**Exercise material**.
------------------------------------

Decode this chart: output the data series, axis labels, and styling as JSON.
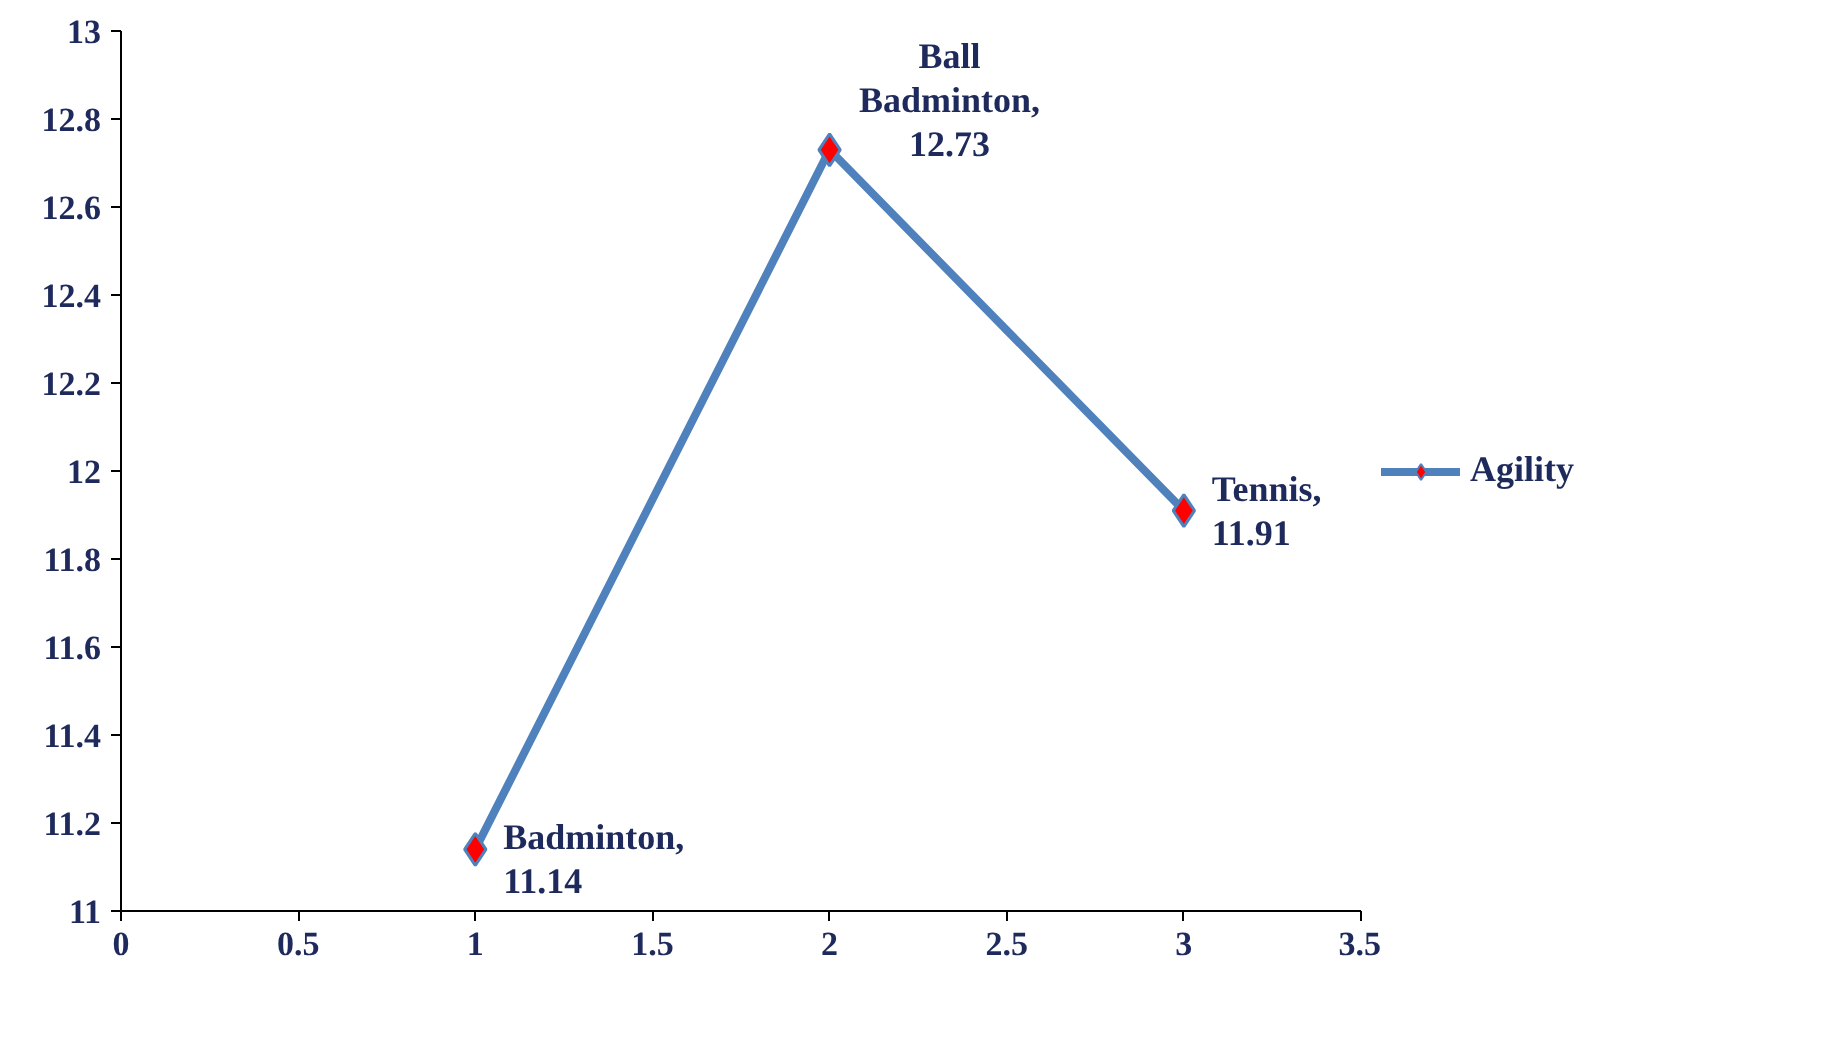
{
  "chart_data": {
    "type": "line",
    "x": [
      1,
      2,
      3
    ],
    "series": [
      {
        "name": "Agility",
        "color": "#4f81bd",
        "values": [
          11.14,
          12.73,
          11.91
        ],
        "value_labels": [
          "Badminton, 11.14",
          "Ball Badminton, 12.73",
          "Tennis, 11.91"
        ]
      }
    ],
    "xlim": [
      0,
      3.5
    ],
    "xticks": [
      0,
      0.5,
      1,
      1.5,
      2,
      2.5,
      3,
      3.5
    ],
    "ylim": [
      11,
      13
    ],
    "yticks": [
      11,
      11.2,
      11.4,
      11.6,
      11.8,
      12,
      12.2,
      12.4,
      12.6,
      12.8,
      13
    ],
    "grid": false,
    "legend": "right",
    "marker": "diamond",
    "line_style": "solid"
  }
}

------------------------------------

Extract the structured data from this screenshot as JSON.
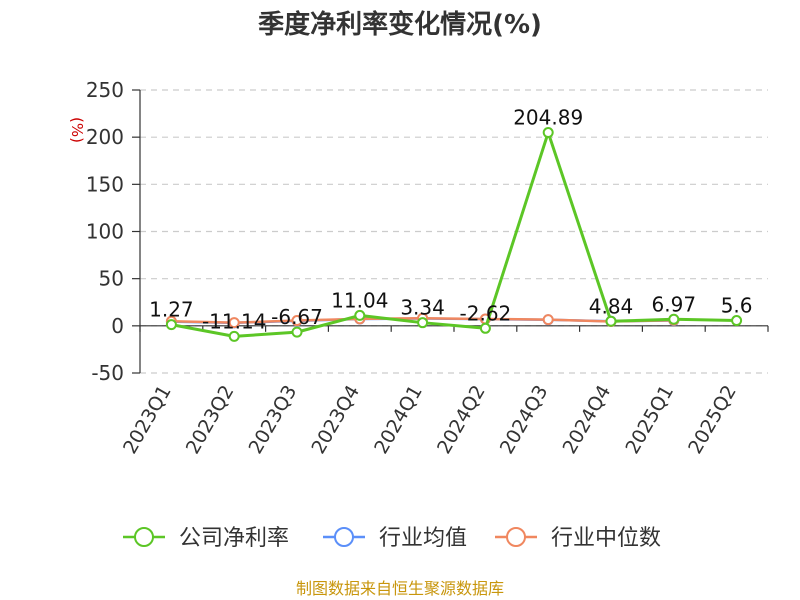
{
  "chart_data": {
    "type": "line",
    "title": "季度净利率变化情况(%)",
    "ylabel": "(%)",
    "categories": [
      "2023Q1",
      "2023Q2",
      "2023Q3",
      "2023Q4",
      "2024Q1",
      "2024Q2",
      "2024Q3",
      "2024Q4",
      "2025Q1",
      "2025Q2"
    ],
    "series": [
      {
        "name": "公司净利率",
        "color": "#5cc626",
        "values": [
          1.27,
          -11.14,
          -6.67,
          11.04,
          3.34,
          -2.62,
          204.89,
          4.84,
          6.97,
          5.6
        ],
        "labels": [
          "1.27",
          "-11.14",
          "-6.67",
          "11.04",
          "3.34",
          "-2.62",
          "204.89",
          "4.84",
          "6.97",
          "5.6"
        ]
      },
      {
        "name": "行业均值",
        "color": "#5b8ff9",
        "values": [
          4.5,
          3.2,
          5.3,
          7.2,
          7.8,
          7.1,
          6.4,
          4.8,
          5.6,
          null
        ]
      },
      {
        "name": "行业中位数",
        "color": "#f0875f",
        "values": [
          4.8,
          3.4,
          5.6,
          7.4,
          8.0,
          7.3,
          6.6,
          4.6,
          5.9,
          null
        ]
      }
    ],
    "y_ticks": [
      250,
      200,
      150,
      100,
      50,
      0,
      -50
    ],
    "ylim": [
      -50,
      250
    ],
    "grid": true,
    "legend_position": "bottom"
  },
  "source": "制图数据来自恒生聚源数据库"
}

------------------------------------

Reproduce each line holding the word "JSON".

Decode this chart: output the data series, axis labels, and styling as JSON.
Extract the structured data from this screenshot as JSON.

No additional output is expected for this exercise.